Stored records:
○ ○ ○

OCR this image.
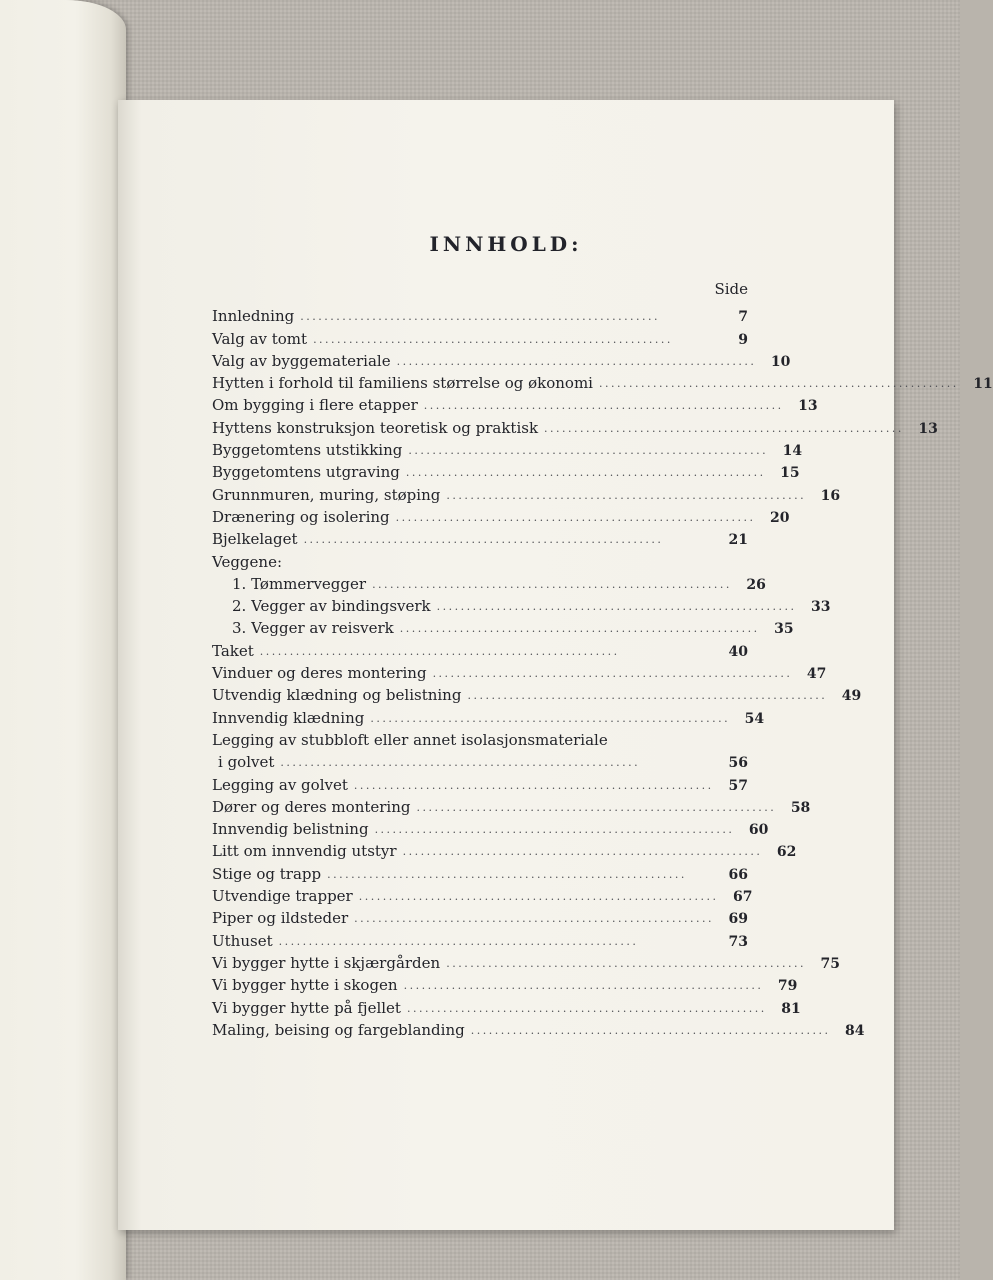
INNHOLD:
Side
Innledning ............................................................	7
Valg av tomt ............................................................	9
Valg av byggemateriale ............................................................	10
Hytten i forhold til familiens størrelse og økonomi ............................................................	11
Om bygging i flere etapper ............................................................	13
Hyttens konstruksjon teoretisk og praktisk ............................................................	13
Byggetomtens utstikking ............................................................	14
Byggetomtens utgraving ............................................................	15
Grunnmuren, muring, støping ............................................................	16
Drænering og isolering ............................................................	20
Bjelkelaget ............................................................	21
Veggene:
1. Tømmervegger ............................................................	26
2. Vegger av bindingsverk ............................................................	33
3. Vegger av reisverk ............................................................	35
Taket ............................................................	40
Vinduer og deres montering ............................................................	47
Utvendig klædning og belistning ............................................................	49
Innvendig klædning ............................................................	54
Legging av stubbloft eller annet isolasjonsmateriale
i golvet ............................................................	56
Legging av golvet ............................................................	57
Dører og deres montering ............................................................	58
Innvendig belistning ............................................................	60
Litt om innvendig utstyr ............................................................	62
Stige og trapp ............................................................	66
Utvendige trapper ............................................................	67
Piper og ildsteder ............................................................	69
Uthuset ............................................................	73
Vi bygger hytte i skjærgården ............................................................	75
Vi bygger hytte i skogen ............................................................	79
Vi bygger hytte på fjellet ............................................................	81
Maling, beising og fargeblanding ............................................................	84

○ ○ ○

▶ _THE TASK_
Select, from the listing, all lines that include the word "montering".

▶ _EXERCISE RESULT_
Vinduer og deres montering ............................................................	47
Dører og deres montering ............................................................	58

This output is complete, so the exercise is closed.